- **AIM**: Below is a set of records. Repeat all of them exactly.

- **PROVIDED MATERIAL**:
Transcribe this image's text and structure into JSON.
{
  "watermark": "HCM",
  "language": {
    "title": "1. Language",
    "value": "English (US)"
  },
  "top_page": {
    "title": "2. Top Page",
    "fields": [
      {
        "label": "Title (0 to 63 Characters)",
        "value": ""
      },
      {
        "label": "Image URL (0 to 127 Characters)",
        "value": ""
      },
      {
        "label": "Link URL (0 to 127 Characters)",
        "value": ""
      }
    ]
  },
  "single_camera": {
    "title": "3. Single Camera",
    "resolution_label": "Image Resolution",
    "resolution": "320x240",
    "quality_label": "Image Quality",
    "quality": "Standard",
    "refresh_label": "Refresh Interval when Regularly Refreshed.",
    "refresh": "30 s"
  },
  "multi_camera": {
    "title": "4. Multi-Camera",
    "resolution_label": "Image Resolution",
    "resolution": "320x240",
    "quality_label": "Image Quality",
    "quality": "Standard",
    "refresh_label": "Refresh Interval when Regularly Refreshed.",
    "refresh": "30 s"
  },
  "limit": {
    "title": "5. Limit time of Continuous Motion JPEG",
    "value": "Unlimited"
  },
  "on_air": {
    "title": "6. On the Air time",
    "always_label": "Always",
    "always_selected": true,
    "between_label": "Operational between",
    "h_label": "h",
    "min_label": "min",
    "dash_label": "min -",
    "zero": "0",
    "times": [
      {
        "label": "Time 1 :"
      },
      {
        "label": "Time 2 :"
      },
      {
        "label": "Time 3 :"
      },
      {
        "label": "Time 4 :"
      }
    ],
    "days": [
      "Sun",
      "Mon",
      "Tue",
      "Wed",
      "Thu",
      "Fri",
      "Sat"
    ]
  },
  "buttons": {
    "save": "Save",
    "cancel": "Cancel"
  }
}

- **REPLY TO THE TASK**:
Transcribe this image's text and structure into JSON.
{
  "watermark": "HCM",
  "language": {
    "title": "1. Language",
    "value": "English (US)"
  },
  "top_page": {
    "title": "2. Top Page",
    "fields": [
      {
        "label": "Title (0 to 63 Characters)",
        "value": ""
      },
      {
        "label": "Image URL (0 to 127 Characters)",
        "value": ""
      },
      {
        "label": "Link URL (0 to 127 Characters)",
        "value": ""
      }
    ]
  },
  "single_camera": {
    "title": "3. Single Camera",
    "resolution_label": "Image Resolution",
    "resolution": "320x240",
    "quality_label": "Image Quality",
    "quality": "Standard",
    "refresh_label": "Refresh Interval when Regularly Refreshed.",
    "refresh": "30 s"
  },
  "multi_camera": {
    "title": "4. Multi-Camera",
    "resolution_label": "Image Resolution",
    "resolution": "320x240",
    "quality_label": "Image Quality",
    "quality": "Standard",
    "refresh_label": "Refresh Interval when Regularly Refreshed.",
    "refresh": "30 s"
  },
  "limit": {
    "title": "5. Limit time of Continuous Motion JPEG",
    "value": "Unlimited"
  },
  "on_air": {
    "title": "6. On the Air time",
    "always_label": "Always",
    "always_selected": true,
    "between_label": "Operational between",
    "h_label": "h",
    "min_label": "min",
    "dash_label": "min -",
    "zero": "0",
    "times": [
      {
        "label": "Time 1 :"
      },
      {
        "label": "Time 2 :"
      },
      {
        "label": "Time 3 :"
      },
      {
        "label": "Time 4 :"
      }
    ],
    "days": [
      "Sun",
      "Mon",
      "Tue",
      "Wed",
      "Thu",
      "Fri",
      "Sat"
    ]
  },
  "buttons": {
    "save": "Save",
    "cancel": "Cancel"
  }
}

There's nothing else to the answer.